» **INPUT DATA**:

··········

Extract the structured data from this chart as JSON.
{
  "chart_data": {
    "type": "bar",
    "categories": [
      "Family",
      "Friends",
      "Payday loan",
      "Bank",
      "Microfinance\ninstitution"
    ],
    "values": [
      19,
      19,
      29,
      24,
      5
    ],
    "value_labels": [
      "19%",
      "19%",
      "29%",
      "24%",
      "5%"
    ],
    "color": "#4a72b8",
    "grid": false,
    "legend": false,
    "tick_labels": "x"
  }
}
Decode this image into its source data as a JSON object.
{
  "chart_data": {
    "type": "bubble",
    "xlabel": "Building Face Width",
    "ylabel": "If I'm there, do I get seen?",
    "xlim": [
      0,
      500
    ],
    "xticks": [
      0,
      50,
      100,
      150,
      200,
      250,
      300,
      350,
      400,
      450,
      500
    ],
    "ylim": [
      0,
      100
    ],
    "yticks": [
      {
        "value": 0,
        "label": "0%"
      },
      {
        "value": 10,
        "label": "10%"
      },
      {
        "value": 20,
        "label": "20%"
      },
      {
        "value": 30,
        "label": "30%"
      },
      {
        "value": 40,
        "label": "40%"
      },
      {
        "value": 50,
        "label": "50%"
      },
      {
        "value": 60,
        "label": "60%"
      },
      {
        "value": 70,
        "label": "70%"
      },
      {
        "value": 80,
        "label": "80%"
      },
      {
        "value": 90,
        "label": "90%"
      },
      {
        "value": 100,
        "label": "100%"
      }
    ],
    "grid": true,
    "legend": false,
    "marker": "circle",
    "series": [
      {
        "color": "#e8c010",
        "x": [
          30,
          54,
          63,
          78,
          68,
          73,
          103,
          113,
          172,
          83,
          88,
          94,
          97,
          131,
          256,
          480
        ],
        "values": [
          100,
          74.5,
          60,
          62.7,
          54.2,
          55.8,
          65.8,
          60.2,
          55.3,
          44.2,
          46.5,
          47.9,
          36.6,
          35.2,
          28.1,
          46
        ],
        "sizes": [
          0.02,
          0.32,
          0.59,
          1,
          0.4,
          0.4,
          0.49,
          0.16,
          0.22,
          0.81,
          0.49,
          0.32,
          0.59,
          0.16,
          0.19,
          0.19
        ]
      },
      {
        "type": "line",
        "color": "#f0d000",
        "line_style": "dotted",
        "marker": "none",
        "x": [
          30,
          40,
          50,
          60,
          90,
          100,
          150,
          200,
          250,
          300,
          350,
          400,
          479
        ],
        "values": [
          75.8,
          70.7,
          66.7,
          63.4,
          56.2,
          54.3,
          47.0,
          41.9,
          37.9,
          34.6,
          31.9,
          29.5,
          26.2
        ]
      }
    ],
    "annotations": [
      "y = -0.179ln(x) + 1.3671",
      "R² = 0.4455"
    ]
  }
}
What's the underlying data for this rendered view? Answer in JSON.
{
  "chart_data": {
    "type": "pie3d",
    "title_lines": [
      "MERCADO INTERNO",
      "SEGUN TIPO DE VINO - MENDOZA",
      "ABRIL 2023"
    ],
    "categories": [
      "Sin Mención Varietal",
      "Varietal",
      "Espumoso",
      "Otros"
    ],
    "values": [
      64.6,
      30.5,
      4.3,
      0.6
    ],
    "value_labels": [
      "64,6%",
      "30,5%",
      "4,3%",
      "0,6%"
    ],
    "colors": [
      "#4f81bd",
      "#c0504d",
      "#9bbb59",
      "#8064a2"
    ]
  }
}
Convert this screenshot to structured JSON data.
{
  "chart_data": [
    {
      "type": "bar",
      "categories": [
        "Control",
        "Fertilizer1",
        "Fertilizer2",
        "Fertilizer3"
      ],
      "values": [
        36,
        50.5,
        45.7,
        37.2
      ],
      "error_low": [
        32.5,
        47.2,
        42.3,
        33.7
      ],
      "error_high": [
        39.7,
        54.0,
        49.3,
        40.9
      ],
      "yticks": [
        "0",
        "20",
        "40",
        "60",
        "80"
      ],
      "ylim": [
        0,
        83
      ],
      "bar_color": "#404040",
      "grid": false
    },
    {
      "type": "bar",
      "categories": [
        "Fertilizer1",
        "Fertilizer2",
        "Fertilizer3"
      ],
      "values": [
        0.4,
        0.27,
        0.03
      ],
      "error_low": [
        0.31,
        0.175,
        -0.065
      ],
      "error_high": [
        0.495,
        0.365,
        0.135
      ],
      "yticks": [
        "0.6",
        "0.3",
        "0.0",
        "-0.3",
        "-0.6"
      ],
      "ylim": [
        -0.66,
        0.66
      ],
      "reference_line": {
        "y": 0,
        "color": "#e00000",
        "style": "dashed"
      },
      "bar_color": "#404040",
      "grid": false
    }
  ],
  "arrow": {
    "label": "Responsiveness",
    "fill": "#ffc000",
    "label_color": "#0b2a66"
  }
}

··········

» **DIRECTION**: Copy out all lines where the word "structured" appears.

» **THE OUTPUT**:
Extract the structured data from this chart as JSON.
Convert this screenshot to structured JSON data.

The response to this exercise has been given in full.